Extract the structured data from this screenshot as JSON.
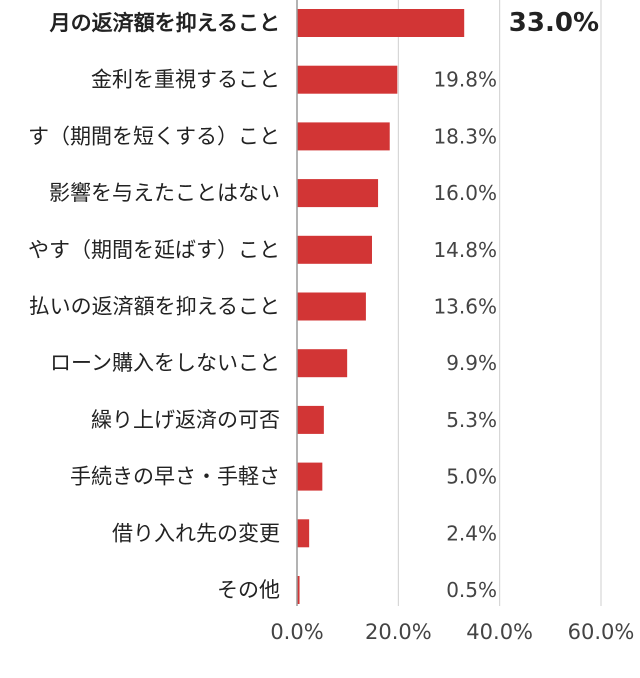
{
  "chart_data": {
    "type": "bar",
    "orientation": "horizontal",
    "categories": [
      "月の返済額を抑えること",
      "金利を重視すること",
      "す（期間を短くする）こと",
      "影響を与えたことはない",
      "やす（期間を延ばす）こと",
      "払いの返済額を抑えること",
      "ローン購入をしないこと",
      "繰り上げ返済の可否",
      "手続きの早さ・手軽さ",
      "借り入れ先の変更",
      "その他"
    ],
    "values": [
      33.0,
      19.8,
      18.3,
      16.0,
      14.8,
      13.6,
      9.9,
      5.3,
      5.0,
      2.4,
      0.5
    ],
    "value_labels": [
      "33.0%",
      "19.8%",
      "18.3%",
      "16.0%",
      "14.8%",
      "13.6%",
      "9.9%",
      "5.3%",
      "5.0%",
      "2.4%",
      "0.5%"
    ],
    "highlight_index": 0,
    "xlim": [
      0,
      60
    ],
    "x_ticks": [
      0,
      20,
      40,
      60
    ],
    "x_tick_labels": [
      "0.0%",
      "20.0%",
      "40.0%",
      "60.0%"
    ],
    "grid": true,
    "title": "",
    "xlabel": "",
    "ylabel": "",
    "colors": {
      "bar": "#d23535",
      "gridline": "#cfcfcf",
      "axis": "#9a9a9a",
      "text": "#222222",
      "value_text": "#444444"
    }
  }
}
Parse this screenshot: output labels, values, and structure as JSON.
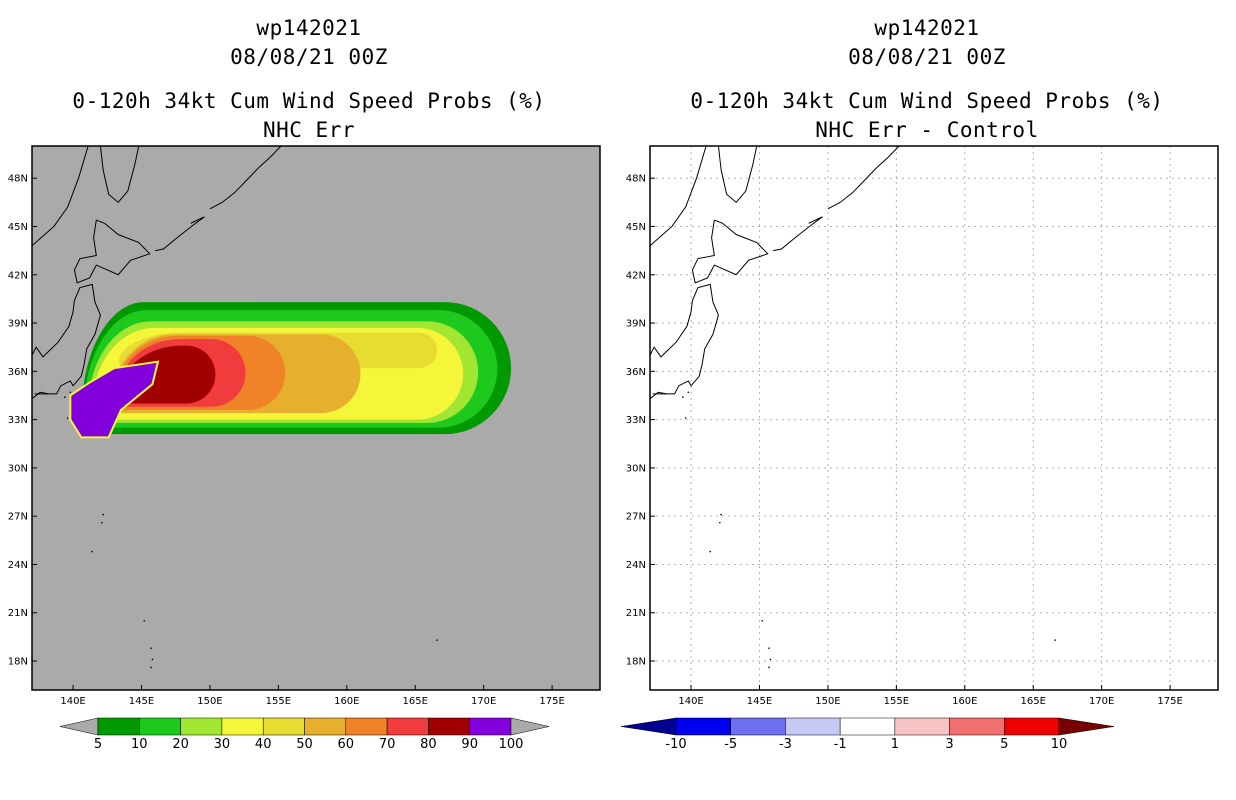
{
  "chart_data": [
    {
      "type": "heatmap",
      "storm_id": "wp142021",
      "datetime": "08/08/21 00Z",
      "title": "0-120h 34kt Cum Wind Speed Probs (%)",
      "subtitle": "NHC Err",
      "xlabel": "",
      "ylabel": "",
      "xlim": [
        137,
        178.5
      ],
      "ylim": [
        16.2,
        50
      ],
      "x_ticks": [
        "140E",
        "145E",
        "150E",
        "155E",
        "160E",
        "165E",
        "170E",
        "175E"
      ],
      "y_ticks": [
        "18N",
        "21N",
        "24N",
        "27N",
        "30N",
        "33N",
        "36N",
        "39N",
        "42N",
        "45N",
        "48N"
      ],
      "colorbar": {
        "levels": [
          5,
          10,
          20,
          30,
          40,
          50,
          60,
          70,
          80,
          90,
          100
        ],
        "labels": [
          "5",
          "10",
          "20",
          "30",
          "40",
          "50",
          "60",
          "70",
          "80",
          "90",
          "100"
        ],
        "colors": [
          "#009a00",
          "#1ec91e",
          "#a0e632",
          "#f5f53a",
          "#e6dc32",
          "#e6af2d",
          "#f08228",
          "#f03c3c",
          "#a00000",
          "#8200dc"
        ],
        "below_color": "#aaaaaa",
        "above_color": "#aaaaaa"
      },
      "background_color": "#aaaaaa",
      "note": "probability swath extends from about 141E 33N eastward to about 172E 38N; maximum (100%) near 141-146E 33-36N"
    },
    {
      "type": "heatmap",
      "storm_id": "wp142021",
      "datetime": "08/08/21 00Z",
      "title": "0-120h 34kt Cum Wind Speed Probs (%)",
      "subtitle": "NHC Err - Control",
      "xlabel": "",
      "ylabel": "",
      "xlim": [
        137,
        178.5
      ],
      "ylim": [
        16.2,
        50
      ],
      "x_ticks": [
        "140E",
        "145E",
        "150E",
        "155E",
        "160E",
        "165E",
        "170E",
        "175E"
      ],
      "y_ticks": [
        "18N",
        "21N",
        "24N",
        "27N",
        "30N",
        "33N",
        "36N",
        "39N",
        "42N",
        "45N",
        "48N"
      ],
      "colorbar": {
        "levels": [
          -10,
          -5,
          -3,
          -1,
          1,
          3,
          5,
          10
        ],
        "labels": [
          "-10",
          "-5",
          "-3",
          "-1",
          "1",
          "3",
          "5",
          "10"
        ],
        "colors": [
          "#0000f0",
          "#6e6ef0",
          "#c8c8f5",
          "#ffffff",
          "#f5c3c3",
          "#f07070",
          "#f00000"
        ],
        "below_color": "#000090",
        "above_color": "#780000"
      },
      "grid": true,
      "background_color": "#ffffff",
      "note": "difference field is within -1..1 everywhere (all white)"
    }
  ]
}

§ Work to do: Reproduce every record above exactly, but leave out the pictures.

§ Result:
Extract the structured data from this screenshot as JSON.
{
  "chart_data": {
    "type": "bar",
    "orientation": "horizontal",
    "categories": [
      "月の返済額を抑えること",
      "金利を重視すること",
      "す（期間を短くする）こと",
      "影響を与えたことはない",
      "やす（期間を延ばす）こと",
      "払いの返済額を抑えること",
      "ローン購入をしないこと",
      "繰り上げ返済の可否",
      "手続きの早さ・手軽さ",
      "借り入れ先の変更",
      "その他"
    ],
    "values": [
      33.0,
      19.8,
      18.3,
      16.0,
      14.8,
      13.6,
      9.9,
      5.3,
      5.0,
      2.4,
      0.5
    ],
    "value_labels": [
      "33.0%",
      "19.8%",
      "18.3%",
      "16.0%",
      "14.8%",
      "13.6%",
      "9.9%",
      "5.3%",
      "5.0%",
      "2.4%",
      "0.5%"
    ],
    "highlight_index": 0,
    "xlim": [
      0,
      60
    ],
    "x_ticks": [
      0,
      20,
      40,
      60
    ],
    "x_tick_labels": [
      "0.0%",
      "20.0%",
      "40.0%",
      "60.0%"
    ],
    "grid": true,
    "title": "",
    "xlabel": "",
    "ylabel": "",
    "colors": {
      "bar": "#d23535",
      "gridline": "#cfcfcf",
      "axis": "#9a9a9a",
      "text": "#222222",
      "value_text": "#444444"
    }
  }
}
Parse this screenshot: output labels, values, and structure as JSON.
{
  "chart_data": [
    {
      "type": "heatmap",
      "storm_id": "wp142021",
      "datetime": "08/08/21 00Z",
      "title": "0-120h 34kt Cum Wind Speed Probs (%)",
      "subtitle": "NHC Err",
      "xlabel": "",
      "ylabel": "",
      "xlim": [
        137,
        178.5
      ],
      "ylim": [
        16.2,
        50
      ],
      "x_ticks": [
        "140E",
        "145E",
        "150E",
        "155E",
        "160E",
        "165E",
        "170E",
        "175E"
      ],
      "y_ticks": [
        "18N",
        "21N",
        "24N",
        "27N",
        "30N",
        "33N",
        "36N",
        "39N",
        "42N",
        "45N",
        "48N"
      ],
      "colorbar": {
        "levels": [
          5,
          10,
          20,
          30,
          40,
          50,
          60,
          70,
          80,
          90,
          100
        ],
        "labels": [
          "5",
          "10",
          "20",
          "30",
          "40",
          "50",
          "60",
          "70",
          "80",
          "90",
          "100"
        ],
        "colors": [
          "#009a00",
          "#1ec91e",
          "#a0e632",
          "#f5f53a",
          "#e6dc32",
          "#e6af2d",
          "#f08228",
          "#f03c3c",
          "#a00000",
          "#8200dc"
        ],
        "below_color": "#aaaaaa",
        "above_color": "#aaaaaa"
      },
      "background_color": "#aaaaaa",
      "note": "probability swath extends from about 141E 33N eastward to about 172E 38N; maximum (100%) near 141-146E 33-36N"
    },
    {
      "type": "heatmap",
      "storm_id": "wp142021",
      "datetime": "08/08/21 00Z",
      "title": "0-120h 34kt Cum Wind Speed Probs (%)",
      "subtitle": "NHC Err - Control",
      "xlabel": "",
      "ylabel": "",
      "xlim": [
        137,
        178.5
      ],
      "ylim": [
        16.2,
        50
      ],
      "x_ticks": [
        "140E",
        "145E",
        "150E",
        "155E",
        "160E",
        "165E",
        "170E",
        "175E"
      ],
      "y_ticks": [
        "18N",
        "21N",
        "24N",
        "27N",
        "30N",
        "33N",
        "36N",
        "39N",
        "42N",
        "45N",
        "48N"
      ],
      "colorbar": {
        "levels": [
          -10,
          -5,
          -3,
          -1,
          1,
          3,
          5,
          10
        ],
        "labels": [
          "-10",
          "-5",
          "-3",
          "-1",
          "1",
          "3",
          "5",
          "10"
        ],
        "colors": [
          "#0000f0",
          "#6e6ef0",
          "#c8c8f5",
          "#ffffff",
          "#f5c3c3",
          "#f07070",
          "#f00000"
        ],
        "below_color": "#000090",
        "above_color": "#780000"
      },
      "grid": true,
      "background_color": "#ffffff",
      "note": "difference field is within -1..1 everywhere (all white)"
    }
  ]
}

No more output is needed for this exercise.